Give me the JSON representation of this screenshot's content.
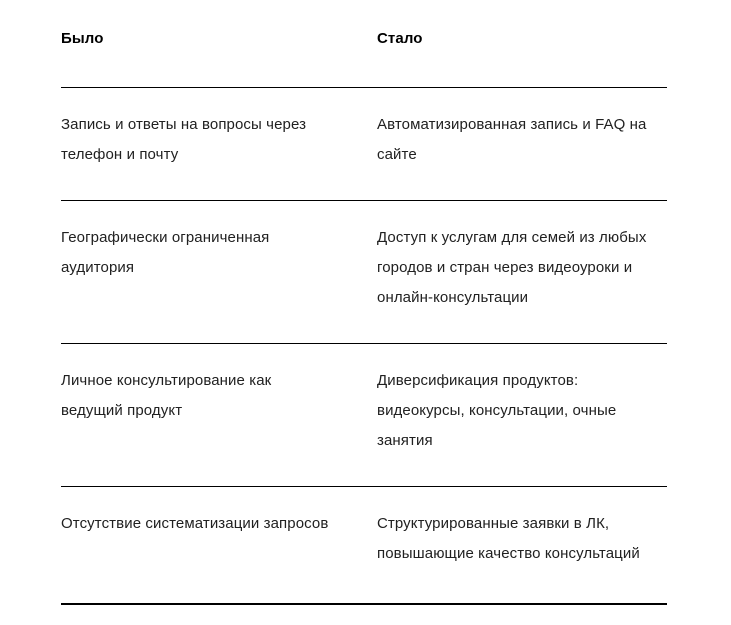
{
  "colors": {
    "header_text": "#000000",
    "body_text": "#212121",
    "divider": "#000000",
    "background": "#ffffff"
  },
  "table": {
    "headers": {
      "before": "Было",
      "after": "Стало"
    },
    "rows": [
      {
        "before": "Запись и ответы на вопросы через\nтелефон и почту",
        "after": "Автоматизированная запись и FAQ на\nсайте"
      },
      {
        "before": "Географически ограниченная\nаудитория",
        "after": "Доступ к услугам для семей из любых\nгородов и стран через видеоуроки и\nонлайн-консультации"
      },
      {
        "before": "Личное консультирование как\nведущий продукт",
        "after": "Диверсификация продуктов:\nвидеокурсы, консультации, очные\nзанятия"
      },
      {
        "before": "Отсутствие систематизации запросов",
        "after": "Структурированные заявки в ЛК,\nповышающие качество консультаций"
      }
    ]
  }
}
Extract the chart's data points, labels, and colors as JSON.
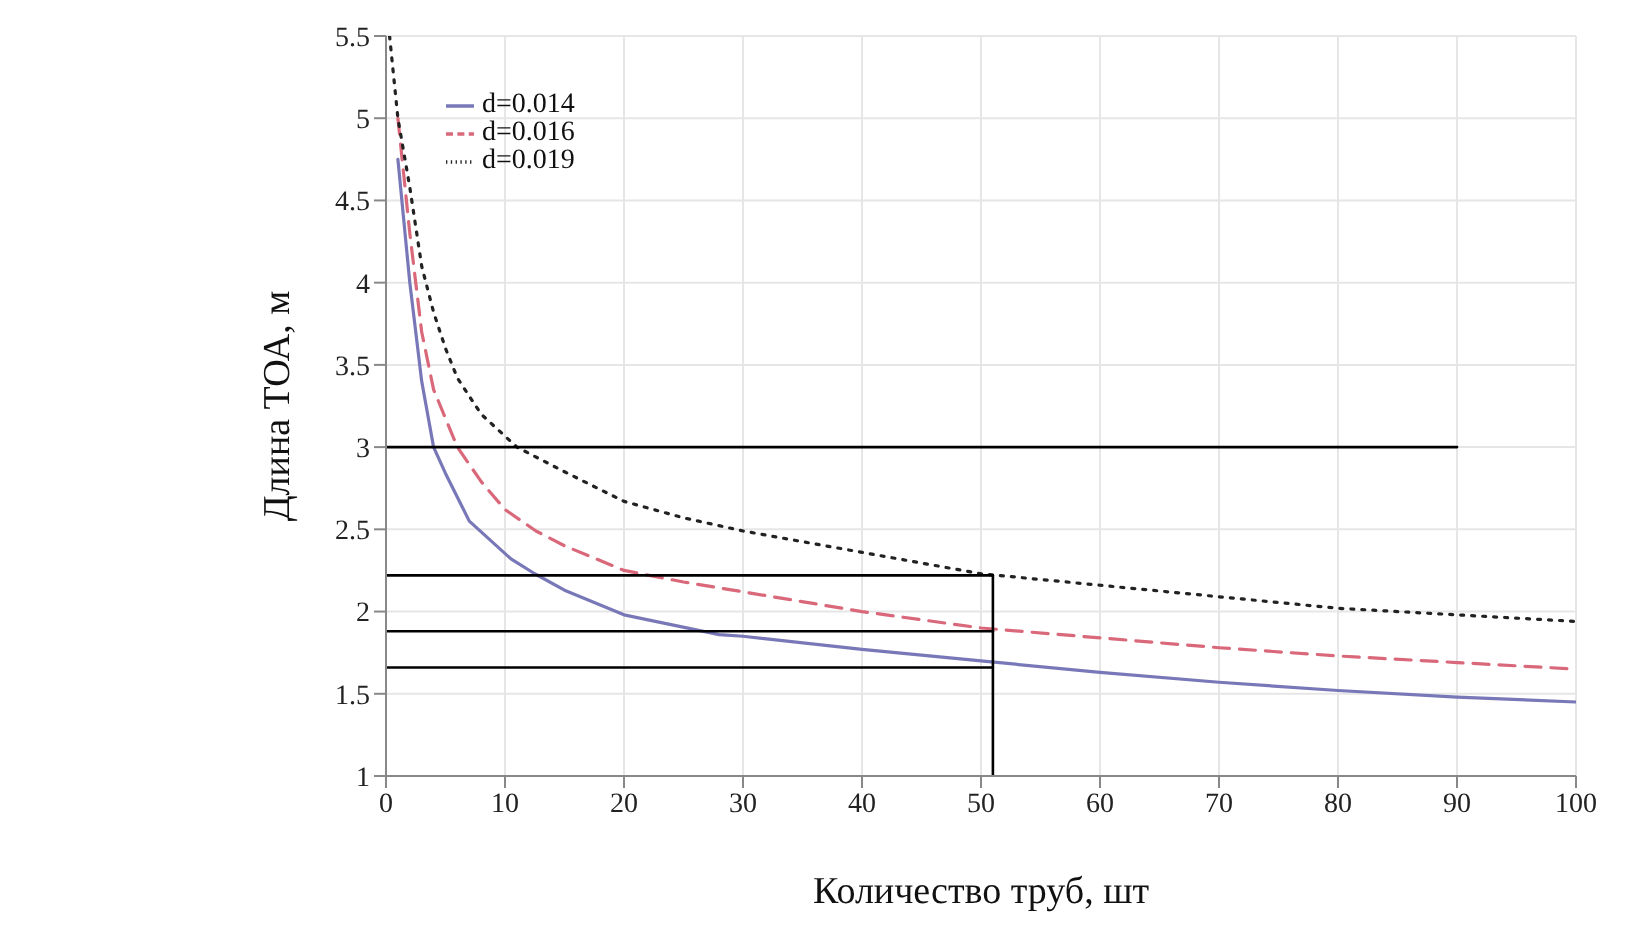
{
  "chart_data": {
    "type": "line",
    "xlabel": "Количество труб, шт",
    "ylabel": "Длина ТОА, м",
    "xlim": [
      0,
      100
    ],
    "xticks": [
      0,
      10,
      20,
      30,
      40,
      50,
      60,
      70,
      80,
      90,
      100
    ],
    "ylim": [
      1,
      5.5
    ],
    "yticks": [
      1,
      1.5,
      2,
      2.5,
      3,
      3.5,
      4,
      4.5,
      5,
      5.5
    ],
    "grid": true,
    "legend": "top left",
    "marker": "none",
    "series": [
      {
        "name": "d=0.014",
        "color": "#7878b8",
        "line_style": "solid",
        "x": [
          1,
          2,
          3,
          4,
          5,
          7,
          10.5,
          12.5,
          15,
          20,
          28,
          30,
          40,
          50,
          60,
          70,
          80,
          90,
          100
        ],
        "values": [
          4.75,
          4.0,
          3.4,
          3.0,
          2.84,
          2.55,
          2.32,
          2.23,
          2.13,
          1.98,
          1.86,
          1.85,
          1.77,
          1.7,
          1.63,
          1.57,
          1.52,
          1.48,
          1.45
        ]
      },
      {
        "name": "d=0.016",
        "color": "#d9687a",
        "line_style": "dashed",
        "x": [
          1,
          2,
          3,
          4,
          6,
          8,
          10,
          12.6,
          15,
          20,
          25,
          30,
          40,
          50,
          60,
          70,
          80,
          90,
          100
        ],
        "values": [
          5.0,
          4.3,
          3.7,
          3.35,
          3.0,
          2.79,
          2.62,
          2.49,
          2.4,
          2.25,
          2.18,
          2.12,
          2.0,
          1.9,
          1.84,
          1.78,
          1.73,
          1.69,
          1.65
        ]
      },
      {
        "name": "d=0.019",
        "color": "#222222",
        "line_style": "dotted",
        "x": [
          0.3,
          1,
          2,
          3,
          4,
          5,
          6,
          8,
          11,
          15,
          20,
          25,
          30,
          40,
          50,
          60,
          70,
          80,
          90,
          100
        ],
        "values": [
          5.5,
          5.0,
          4.58,
          4.1,
          3.82,
          3.6,
          3.42,
          3.2,
          3.0,
          2.85,
          2.67,
          2.57,
          2.49,
          2.36,
          2.23,
          2.16,
          2.09,
          2.02,
          1.98,
          1.94
        ]
      },
      {
        "color": "#000000",
        "line_style": "solid",
        "x": [
          0,
          90
        ],
        "values": [
          3,
          3
        ]
      },
      {
        "color": "#000000",
        "line_style": "solid",
        "x": [
          0,
          51
        ],
        "values": [
          2.22,
          2.22
        ]
      },
      {
        "color": "#000000",
        "line_style": "solid",
        "x": [
          0,
          51
        ],
        "values": [
          1.88,
          1.88
        ]
      },
      {
        "color": "#000000",
        "line_style": "solid",
        "x": [
          0,
          51
        ],
        "values": [
          1.66,
          1.66
        ]
      },
      {
        "color": "#000000",
        "line_style": "solid",
        "x": [
          51,
          51
        ],
        "values": [
          1,
          2.22
        ]
      }
    ]
  }
}
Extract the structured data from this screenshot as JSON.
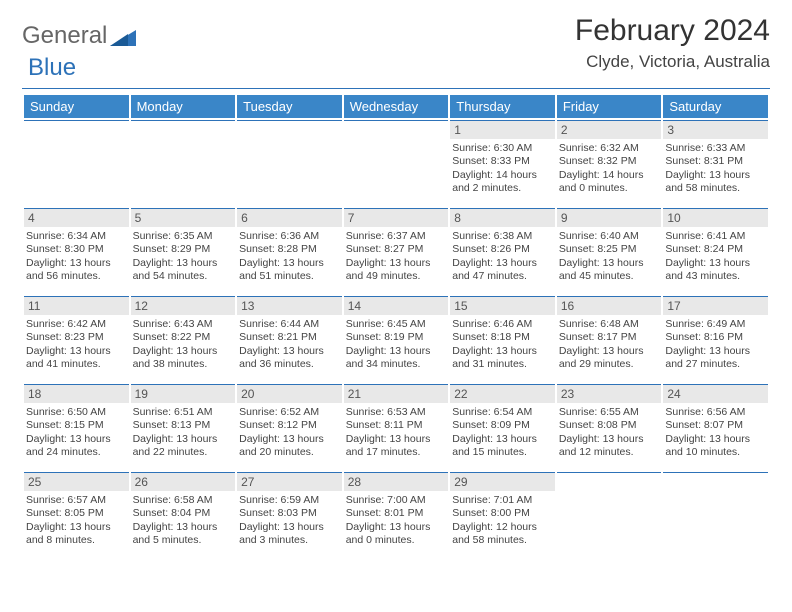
{
  "logo": {
    "part1": "General",
    "part2": "Blue"
  },
  "header": {
    "title": "February 2024",
    "location": "Clyde, Victoria, Australia"
  },
  "colors": {
    "header_bar": "#3a86c8",
    "accent_line": "#2d72b8",
    "daynum_bg": "#e8e8e8"
  },
  "calendar": {
    "day_names": [
      "Sunday",
      "Monday",
      "Tuesday",
      "Wednesday",
      "Thursday",
      "Friday",
      "Saturday"
    ],
    "lead_blanks": 4,
    "days": [
      {
        "n": "1",
        "sunrise": "Sunrise: 6:30 AM",
        "sunset": "Sunset: 8:33 PM",
        "daylight": "Daylight: 14 hours and 2 minutes."
      },
      {
        "n": "2",
        "sunrise": "Sunrise: 6:32 AM",
        "sunset": "Sunset: 8:32 PM",
        "daylight": "Daylight: 14 hours and 0 minutes."
      },
      {
        "n": "3",
        "sunrise": "Sunrise: 6:33 AM",
        "sunset": "Sunset: 8:31 PM",
        "daylight": "Daylight: 13 hours and 58 minutes."
      },
      {
        "n": "4",
        "sunrise": "Sunrise: 6:34 AM",
        "sunset": "Sunset: 8:30 PM",
        "daylight": "Daylight: 13 hours and 56 minutes."
      },
      {
        "n": "5",
        "sunrise": "Sunrise: 6:35 AM",
        "sunset": "Sunset: 8:29 PM",
        "daylight": "Daylight: 13 hours and 54 minutes."
      },
      {
        "n": "6",
        "sunrise": "Sunrise: 6:36 AM",
        "sunset": "Sunset: 8:28 PM",
        "daylight": "Daylight: 13 hours and 51 minutes."
      },
      {
        "n": "7",
        "sunrise": "Sunrise: 6:37 AM",
        "sunset": "Sunset: 8:27 PM",
        "daylight": "Daylight: 13 hours and 49 minutes."
      },
      {
        "n": "8",
        "sunrise": "Sunrise: 6:38 AM",
        "sunset": "Sunset: 8:26 PM",
        "daylight": "Daylight: 13 hours and 47 minutes."
      },
      {
        "n": "9",
        "sunrise": "Sunrise: 6:40 AM",
        "sunset": "Sunset: 8:25 PM",
        "daylight": "Daylight: 13 hours and 45 minutes."
      },
      {
        "n": "10",
        "sunrise": "Sunrise: 6:41 AM",
        "sunset": "Sunset: 8:24 PM",
        "daylight": "Daylight: 13 hours and 43 minutes."
      },
      {
        "n": "11",
        "sunrise": "Sunrise: 6:42 AM",
        "sunset": "Sunset: 8:23 PM",
        "daylight": "Daylight: 13 hours and 41 minutes."
      },
      {
        "n": "12",
        "sunrise": "Sunrise: 6:43 AM",
        "sunset": "Sunset: 8:22 PM",
        "daylight": "Daylight: 13 hours and 38 minutes."
      },
      {
        "n": "13",
        "sunrise": "Sunrise: 6:44 AM",
        "sunset": "Sunset: 8:21 PM",
        "daylight": "Daylight: 13 hours and 36 minutes."
      },
      {
        "n": "14",
        "sunrise": "Sunrise: 6:45 AM",
        "sunset": "Sunset: 8:19 PM",
        "daylight": "Daylight: 13 hours and 34 minutes."
      },
      {
        "n": "15",
        "sunrise": "Sunrise: 6:46 AM",
        "sunset": "Sunset: 8:18 PM",
        "daylight": "Daylight: 13 hours and 31 minutes."
      },
      {
        "n": "16",
        "sunrise": "Sunrise: 6:48 AM",
        "sunset": "Sunset: 8:17 PM",
        "daylight": "Daylight: 13 hours and 29 minutes."
      },
      {
        "n": "17",
        "sunrise": "Sunrise: 6:49 AM",
        "sunset": "Sunset: 8:16 PM",
        "daylight": "Daylight: 13 hours and 27 minutes."
      },
      {
        "n": "18",
        "sunrise": "Sunrise: 6:50 AM",
        "sunset": "Sunset: 8:15 PM",
        "daylight": "Daylight: 13 hours and 24 minutes."
      },
      {
        "n": "19",
        "sunrise": "Sunrise: 6:51 AM",
        "sunset": "Sunset: 8:13 PM",
        "daylight": "Daylight: 13 hours and 22 minutes."
      },
      {
        "n": "20",
        "sunrise": "Sunrise: 6:52 AM",
        "sunset": "Sunset: 8:12 PM",
        "daylight": "Daylight: 13 hours and 20 minutes."
      },
      {
        "n": "21",
        "sunrise": "Sunrise: 6:53 AM",
        "sunset": "Sunset: 8:11 PM",
        "daylight": "Daylight: 13 hours and 17 minutes."
      },
      {
        "n": "22",
        "sunrise": "Sunrise: 6:54 AM",
        "sunset": "Sunset: 8:09 PM",
        "daylight": "Daylight: 13 hours and 15 minutes."
      },
      {
        "n": "23",
        "sunrise": "Sunrise: 6:55 AM",
        "sunset": "Sunset: 8:08 PM",
        "daylight": "Daylight: 13 hours and 12 minutes."
      },
      {
        "n": "24",
        "sunrise": "Sunrise: 6:56 AM",
        "sunset": "Sunset: 8:07 PM",
        "daylight": "Daylight: 13 hours and 10 minutes."
      },
      {
        "n": "25",
        "sunrise": "Sunrise: 6:57 AM",
        "sunset": "Sunset: 8:05 PM",
        "daylight": "Daylight: 13 hours and 8 minutes."
      },
      {
        "n": "26",
        "sunrise": "Sunrise: 6:58 AM",
        "sunset": "Sunset: 8:04 PM",
        "daylight": "Daylight: 13 hours and 5 minutes."
      },
      {
        "n": "27",
        "sunrise": "Sunrise: 6:59 AM",
        "sunset": "Sunset: 8:03 PM",
        "daylight": "Daylight: 13 hours and 3 minutes."
      },
      {
        "n": "28",
        "sunrise": "Sunrise: 7:00 AM",
        "sunset": "Sunset: 8:01 PM",
        "daylight": "Daylight: 13 hours and 0 minutes."
      },
      {
        "n": "29",
        "sunrise": "Sunrise: 7:01 AM",
        "sunset": "Sunset: 8:00 PM",
        "daylight": "Daylight: 12 hours and 58 minutes."
      }
    ]
  }
}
━━━━━━━━
[WRITTEN EXERCISE]: Looking at the entries above, state how many lines contain "Extract"; give the number alone.

[OUTPUT OF THE EXERCISE]: 2